Aim of the exercise:
Only lines with the string "image" matter here; gather them from the material below.

Supplied data:
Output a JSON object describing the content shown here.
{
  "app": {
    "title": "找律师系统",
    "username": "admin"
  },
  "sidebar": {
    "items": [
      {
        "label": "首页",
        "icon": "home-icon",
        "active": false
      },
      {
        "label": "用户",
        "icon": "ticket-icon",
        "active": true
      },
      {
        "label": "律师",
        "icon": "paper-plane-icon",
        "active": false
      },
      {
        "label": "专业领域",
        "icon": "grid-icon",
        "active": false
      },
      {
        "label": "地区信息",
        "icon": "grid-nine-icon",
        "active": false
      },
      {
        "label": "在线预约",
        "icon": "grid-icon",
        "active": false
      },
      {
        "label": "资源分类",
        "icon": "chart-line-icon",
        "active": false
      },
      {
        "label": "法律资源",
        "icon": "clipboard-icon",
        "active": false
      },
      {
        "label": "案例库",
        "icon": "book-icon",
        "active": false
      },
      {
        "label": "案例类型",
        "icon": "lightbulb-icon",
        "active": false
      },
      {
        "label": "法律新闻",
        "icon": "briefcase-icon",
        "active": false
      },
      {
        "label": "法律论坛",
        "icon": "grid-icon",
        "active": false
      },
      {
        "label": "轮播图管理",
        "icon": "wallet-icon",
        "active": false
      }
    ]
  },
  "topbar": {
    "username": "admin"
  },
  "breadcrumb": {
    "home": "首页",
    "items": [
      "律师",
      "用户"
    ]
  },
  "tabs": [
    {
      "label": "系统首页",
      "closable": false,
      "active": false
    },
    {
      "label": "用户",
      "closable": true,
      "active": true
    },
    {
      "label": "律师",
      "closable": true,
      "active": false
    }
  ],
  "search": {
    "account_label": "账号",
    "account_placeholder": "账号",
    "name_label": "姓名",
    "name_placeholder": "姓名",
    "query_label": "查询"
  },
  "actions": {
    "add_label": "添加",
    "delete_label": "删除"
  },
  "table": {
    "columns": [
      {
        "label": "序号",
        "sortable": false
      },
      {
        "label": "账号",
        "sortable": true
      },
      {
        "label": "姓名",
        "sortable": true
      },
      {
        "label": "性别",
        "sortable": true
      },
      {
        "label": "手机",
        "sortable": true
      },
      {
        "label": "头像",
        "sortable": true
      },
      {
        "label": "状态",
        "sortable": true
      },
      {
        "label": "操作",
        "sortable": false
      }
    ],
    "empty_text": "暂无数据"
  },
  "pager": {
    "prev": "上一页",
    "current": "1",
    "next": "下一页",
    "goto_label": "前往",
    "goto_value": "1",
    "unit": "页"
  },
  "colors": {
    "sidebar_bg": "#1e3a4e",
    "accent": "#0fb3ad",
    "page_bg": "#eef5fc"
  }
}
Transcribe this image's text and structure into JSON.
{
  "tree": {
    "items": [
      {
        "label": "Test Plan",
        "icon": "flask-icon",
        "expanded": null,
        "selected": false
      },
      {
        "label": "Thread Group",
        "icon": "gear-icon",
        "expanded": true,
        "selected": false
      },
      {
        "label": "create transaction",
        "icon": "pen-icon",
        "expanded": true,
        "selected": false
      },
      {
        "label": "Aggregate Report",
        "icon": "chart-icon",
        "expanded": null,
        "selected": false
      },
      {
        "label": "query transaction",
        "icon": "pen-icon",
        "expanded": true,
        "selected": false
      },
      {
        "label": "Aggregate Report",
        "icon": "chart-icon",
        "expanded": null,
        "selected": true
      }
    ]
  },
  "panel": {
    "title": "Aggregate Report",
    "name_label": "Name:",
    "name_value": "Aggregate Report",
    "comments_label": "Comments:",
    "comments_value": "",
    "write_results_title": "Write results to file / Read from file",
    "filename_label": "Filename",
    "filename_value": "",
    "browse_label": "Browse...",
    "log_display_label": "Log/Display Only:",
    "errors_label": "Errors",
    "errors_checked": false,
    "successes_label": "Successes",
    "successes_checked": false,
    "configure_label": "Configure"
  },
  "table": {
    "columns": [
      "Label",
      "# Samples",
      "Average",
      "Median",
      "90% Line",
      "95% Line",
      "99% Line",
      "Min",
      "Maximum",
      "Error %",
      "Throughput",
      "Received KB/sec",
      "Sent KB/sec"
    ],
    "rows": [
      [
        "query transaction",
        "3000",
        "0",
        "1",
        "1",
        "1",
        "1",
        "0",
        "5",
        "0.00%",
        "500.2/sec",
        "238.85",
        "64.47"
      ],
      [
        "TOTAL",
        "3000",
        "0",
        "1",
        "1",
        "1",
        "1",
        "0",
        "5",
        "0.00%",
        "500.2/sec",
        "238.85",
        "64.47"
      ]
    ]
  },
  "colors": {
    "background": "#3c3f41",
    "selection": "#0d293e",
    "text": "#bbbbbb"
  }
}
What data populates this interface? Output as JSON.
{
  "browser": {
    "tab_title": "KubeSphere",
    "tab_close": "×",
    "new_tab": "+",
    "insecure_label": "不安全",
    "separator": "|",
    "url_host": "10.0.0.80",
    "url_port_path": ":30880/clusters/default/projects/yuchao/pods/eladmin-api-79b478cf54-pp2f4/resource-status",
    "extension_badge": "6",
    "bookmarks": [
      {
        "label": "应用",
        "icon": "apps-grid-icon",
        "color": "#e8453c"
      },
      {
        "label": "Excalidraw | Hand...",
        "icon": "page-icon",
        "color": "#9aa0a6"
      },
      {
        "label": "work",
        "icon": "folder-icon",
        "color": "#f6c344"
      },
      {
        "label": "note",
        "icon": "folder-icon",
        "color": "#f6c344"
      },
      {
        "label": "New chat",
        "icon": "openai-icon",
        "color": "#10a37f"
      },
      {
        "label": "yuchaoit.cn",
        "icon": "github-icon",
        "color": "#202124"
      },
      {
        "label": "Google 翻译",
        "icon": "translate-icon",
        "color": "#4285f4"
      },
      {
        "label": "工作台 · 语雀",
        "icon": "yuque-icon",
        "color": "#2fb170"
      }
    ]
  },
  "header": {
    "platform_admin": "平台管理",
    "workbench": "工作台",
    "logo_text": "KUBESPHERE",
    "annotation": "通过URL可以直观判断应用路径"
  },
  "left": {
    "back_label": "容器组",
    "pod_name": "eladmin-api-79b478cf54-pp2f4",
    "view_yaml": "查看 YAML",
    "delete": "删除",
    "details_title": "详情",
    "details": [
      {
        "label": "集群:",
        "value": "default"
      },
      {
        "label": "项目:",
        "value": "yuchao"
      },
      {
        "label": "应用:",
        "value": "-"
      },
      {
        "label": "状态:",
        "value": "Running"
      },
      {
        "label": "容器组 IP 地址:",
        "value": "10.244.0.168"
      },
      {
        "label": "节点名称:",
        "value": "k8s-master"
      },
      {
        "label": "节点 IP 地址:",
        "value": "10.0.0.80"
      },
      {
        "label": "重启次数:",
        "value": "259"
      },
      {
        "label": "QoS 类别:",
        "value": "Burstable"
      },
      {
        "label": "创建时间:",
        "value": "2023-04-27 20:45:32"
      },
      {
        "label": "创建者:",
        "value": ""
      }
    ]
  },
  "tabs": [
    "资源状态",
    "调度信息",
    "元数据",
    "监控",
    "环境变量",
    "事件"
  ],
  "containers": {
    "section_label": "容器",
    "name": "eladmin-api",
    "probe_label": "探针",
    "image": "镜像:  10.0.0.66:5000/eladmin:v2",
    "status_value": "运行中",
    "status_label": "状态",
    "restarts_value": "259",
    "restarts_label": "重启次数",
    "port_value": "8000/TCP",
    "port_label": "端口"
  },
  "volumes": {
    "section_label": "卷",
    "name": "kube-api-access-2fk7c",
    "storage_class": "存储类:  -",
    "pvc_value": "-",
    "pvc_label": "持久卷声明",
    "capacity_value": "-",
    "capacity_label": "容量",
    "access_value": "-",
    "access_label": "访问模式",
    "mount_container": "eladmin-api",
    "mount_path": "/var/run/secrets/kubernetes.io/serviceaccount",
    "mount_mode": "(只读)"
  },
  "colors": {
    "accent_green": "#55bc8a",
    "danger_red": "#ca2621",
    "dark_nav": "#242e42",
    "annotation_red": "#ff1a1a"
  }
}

Solution to this task:
Transcribe this image's text and structure into JSON.
    "image": "镜像:  10.0.0.66:5000/eladmin:v2",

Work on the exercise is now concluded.